Seguramente a humanidade não está condenada a se autodestruir, nem pela vontade
de poder-dominação nem pelo aparato bélico, capaz de eliminar toda vida. Ela é
chamada a desenvolver as incontáveis potencialidades que estão nela, como um
momento avançado da cosmogênese.
Será,
então, um dado da consciência coletiva aquilo que as encíclica Laudato Si e Fratelli tutti repetem de ponta a
ponta: todos estamos relacionados uns com os outros, todos somos
interdependentes e só sobreviveremos juntos. Tudo será relacional, também as
empresas, gerando um equilíbrio geral assentado sobre o amor social, o
sentido de pertença fraterna, o altruísmo, a solidariedade e o cuidado
comum de todas as coisas comuns (água, alimentação, moradia, segurança,
liberdade e cultura etc).
Todos se
sentirão cidadãos do mundo e membros ativos de suas comunidades. Haverá um
governo planetário plural (de homens e mulheres, representantes de todos os
países e culturas) que buscará soluções globais para problemas globais.
Vigorará uma hiperdemocracia terrenal. A grande missão coletiva é construir a
Terra, como já no deserto de Gobi, na China, nos idos de 1933, anunciava Pierre
Teilhard de Chardin. Assistiremos ao surgimento lento e sustentável da noosfera vale dizer, das mentes e corações
sintonizados dentro do único planeta Terra. Este é o nosso ato de fé.
Agora
serão dadas as condições do sonho de Francisco de Assis e de Francisco de Roma:
uma real fraternidade humana, de um verdadeiro amor social junto com os demais
irmãos e irmãs da natureza.

• **ITENS FORNECIDOS**:
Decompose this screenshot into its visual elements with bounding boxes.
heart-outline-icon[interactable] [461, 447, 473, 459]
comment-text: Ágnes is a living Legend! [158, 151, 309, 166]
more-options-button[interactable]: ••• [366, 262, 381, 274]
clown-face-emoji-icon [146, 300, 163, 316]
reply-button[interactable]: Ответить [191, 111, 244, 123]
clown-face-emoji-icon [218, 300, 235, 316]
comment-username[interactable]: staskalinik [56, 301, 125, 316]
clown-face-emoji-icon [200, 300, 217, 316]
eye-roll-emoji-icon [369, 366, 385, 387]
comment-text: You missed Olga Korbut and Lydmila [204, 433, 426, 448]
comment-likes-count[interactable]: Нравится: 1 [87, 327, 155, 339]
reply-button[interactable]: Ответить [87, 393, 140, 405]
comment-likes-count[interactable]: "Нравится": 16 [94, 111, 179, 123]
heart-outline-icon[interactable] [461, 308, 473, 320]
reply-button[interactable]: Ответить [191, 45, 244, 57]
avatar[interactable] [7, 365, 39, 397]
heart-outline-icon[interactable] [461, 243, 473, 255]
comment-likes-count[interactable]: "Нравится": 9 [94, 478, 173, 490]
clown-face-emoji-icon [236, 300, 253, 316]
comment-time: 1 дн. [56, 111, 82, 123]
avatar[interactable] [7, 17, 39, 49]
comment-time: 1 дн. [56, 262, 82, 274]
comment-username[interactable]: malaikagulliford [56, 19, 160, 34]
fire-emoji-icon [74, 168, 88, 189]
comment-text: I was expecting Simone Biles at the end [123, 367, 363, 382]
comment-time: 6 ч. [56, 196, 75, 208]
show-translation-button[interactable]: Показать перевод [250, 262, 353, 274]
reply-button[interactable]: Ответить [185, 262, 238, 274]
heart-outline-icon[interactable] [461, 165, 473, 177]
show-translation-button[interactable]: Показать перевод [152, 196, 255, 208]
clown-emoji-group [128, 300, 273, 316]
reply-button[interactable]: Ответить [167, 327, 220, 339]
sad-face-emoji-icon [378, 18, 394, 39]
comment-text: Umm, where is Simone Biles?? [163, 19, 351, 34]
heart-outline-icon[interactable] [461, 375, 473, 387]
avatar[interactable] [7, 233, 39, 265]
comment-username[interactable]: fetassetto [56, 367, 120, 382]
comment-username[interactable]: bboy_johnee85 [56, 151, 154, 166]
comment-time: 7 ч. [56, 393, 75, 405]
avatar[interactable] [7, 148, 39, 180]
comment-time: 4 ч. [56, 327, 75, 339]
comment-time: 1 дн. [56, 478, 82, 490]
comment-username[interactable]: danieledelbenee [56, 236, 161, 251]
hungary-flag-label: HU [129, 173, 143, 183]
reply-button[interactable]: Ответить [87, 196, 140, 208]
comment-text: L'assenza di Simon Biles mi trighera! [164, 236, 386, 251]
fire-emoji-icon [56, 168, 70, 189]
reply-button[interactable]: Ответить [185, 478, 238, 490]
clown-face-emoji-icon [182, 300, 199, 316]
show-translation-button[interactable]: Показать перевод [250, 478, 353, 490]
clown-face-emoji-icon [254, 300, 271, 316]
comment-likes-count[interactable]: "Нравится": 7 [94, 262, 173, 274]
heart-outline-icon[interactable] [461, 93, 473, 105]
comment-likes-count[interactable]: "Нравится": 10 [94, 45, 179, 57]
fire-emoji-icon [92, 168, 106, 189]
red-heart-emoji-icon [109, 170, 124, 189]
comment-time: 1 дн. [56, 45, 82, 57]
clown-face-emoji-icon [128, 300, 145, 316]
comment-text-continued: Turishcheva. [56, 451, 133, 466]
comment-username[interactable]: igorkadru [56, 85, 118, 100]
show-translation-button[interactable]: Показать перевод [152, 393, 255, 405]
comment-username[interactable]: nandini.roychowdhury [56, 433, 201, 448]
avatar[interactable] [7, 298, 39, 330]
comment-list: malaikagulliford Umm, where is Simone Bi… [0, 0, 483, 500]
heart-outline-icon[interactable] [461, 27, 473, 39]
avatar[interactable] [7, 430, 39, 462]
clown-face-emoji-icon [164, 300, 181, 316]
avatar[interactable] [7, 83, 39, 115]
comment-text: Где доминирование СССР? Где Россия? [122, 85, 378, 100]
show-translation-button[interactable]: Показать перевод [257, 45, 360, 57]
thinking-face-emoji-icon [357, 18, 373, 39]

• **INSTRUÇÃO DE TRABALHO**: Liste as coisas comuns que o texto do exercício enumera entre parênteses.

• **RESPOSTA DO EXERCÍCIO**: água, alimentação, moradia, segurança, liberdade, cultura